- WHAT THE TASK REQUIRES
Find the lines that contain the word "บประเทศ" and copy each one.

- Data entries
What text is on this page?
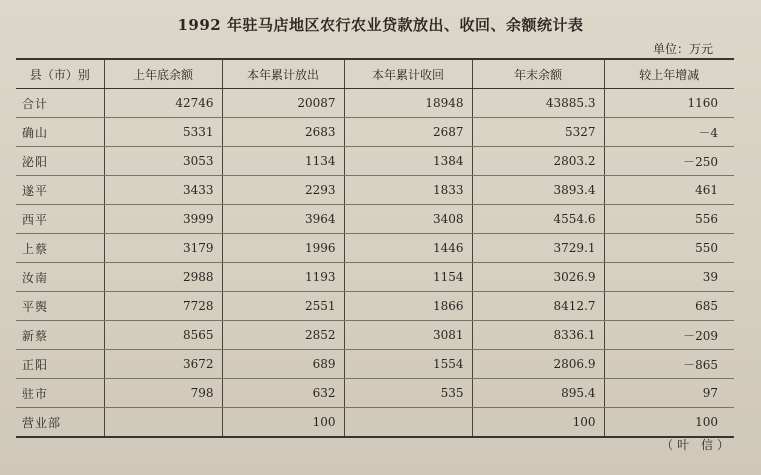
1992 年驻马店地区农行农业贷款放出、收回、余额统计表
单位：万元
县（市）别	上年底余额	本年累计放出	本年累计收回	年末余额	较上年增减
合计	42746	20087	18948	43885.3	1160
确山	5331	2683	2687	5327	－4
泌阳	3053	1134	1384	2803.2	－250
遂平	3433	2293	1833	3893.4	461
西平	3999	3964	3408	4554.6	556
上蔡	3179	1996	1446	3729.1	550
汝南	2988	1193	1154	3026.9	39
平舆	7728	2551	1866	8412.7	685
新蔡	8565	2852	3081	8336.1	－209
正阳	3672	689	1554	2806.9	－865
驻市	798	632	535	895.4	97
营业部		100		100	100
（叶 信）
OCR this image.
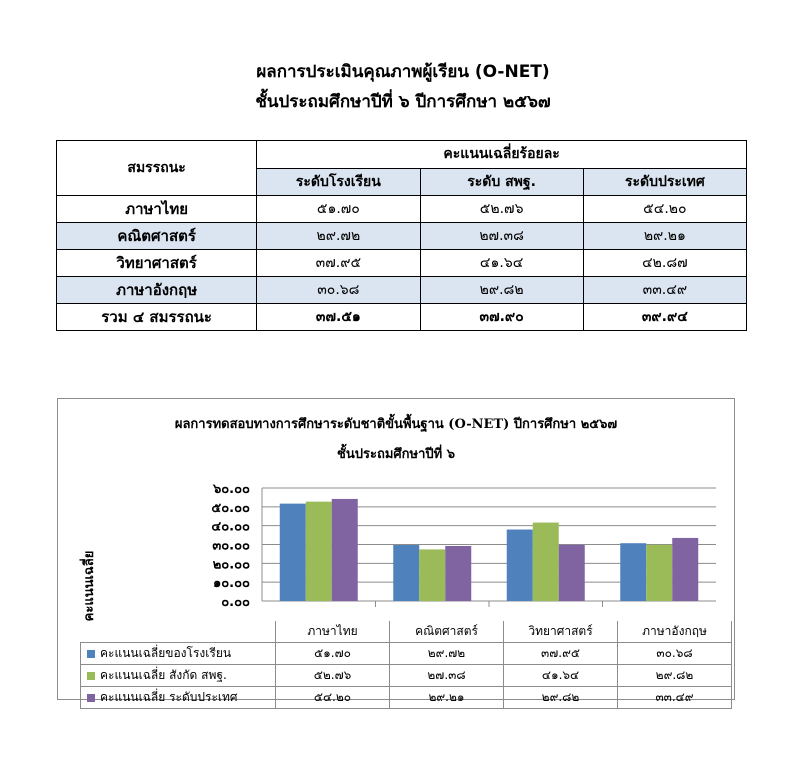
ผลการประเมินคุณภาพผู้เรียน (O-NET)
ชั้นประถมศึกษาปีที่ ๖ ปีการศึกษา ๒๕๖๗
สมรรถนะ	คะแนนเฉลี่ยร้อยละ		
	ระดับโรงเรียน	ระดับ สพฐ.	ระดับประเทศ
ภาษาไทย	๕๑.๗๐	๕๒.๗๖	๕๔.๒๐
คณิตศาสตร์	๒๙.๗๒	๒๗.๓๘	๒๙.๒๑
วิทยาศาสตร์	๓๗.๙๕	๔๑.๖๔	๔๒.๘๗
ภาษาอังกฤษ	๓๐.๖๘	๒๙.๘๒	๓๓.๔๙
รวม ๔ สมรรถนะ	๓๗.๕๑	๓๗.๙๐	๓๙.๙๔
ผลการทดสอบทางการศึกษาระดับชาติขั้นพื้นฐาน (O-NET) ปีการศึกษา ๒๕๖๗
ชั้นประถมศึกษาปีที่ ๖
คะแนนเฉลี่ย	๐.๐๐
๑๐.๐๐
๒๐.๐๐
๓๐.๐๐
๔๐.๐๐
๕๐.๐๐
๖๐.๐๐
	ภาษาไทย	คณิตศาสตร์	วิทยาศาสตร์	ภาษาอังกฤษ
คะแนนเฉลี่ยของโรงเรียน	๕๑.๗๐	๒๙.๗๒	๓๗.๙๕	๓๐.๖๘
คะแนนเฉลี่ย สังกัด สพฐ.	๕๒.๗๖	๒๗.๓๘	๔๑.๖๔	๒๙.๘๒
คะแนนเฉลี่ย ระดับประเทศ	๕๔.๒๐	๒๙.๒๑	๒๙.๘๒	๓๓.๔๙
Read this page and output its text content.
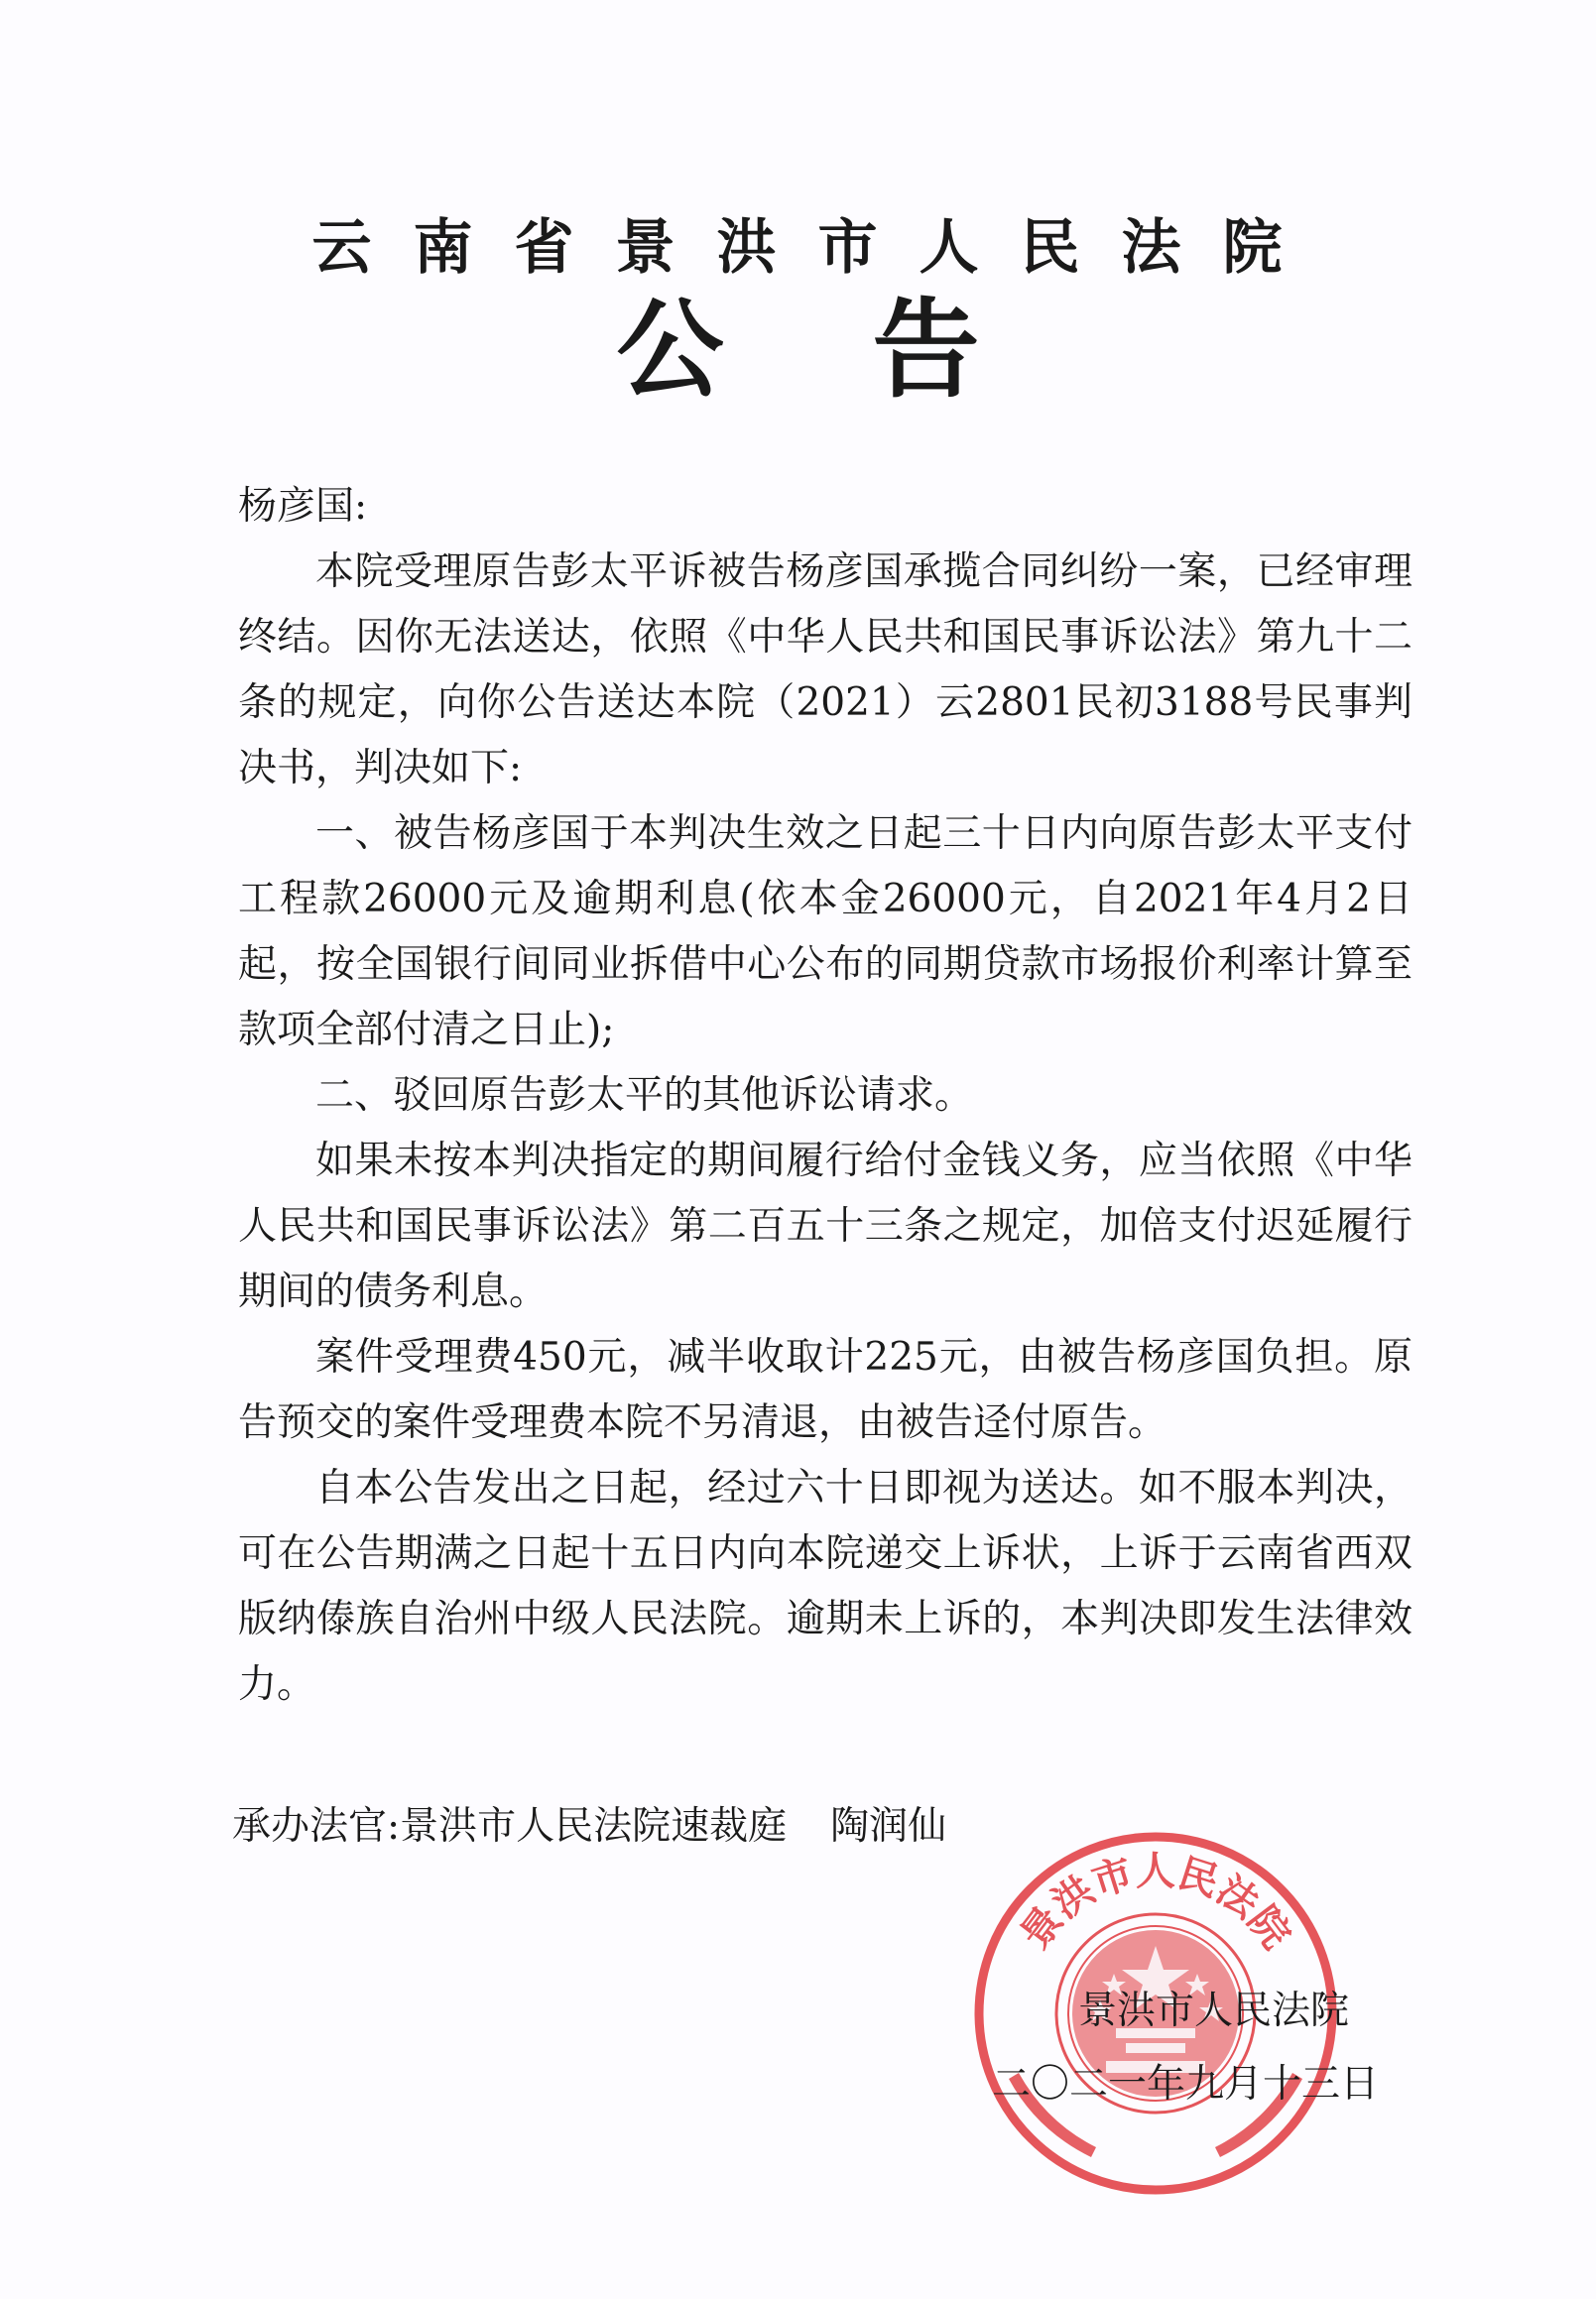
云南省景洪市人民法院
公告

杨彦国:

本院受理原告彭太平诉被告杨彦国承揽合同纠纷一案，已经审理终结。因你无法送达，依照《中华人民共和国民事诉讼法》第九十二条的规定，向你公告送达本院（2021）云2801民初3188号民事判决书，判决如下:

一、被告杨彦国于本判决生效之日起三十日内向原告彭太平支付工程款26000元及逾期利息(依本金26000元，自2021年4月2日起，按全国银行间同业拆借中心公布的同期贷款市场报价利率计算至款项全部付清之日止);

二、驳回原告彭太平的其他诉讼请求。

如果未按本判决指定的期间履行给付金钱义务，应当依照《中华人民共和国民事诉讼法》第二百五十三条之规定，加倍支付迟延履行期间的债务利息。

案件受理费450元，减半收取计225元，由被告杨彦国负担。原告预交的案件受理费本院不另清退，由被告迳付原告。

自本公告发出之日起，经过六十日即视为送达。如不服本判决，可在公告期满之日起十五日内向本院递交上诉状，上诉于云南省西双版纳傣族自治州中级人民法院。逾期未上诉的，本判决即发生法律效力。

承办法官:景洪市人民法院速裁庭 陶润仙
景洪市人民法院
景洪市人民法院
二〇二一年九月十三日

- RESPONSE TO THIS TASK
	ระดับโรงเรียน	ระดับ สพฐ.	ระดับประเทศ
คะแนนเฉลี่ย ระดับประเทศ	๕๔.๒๐	๒๙.๒๑	๒๙.๘๒	๓๓.๔๙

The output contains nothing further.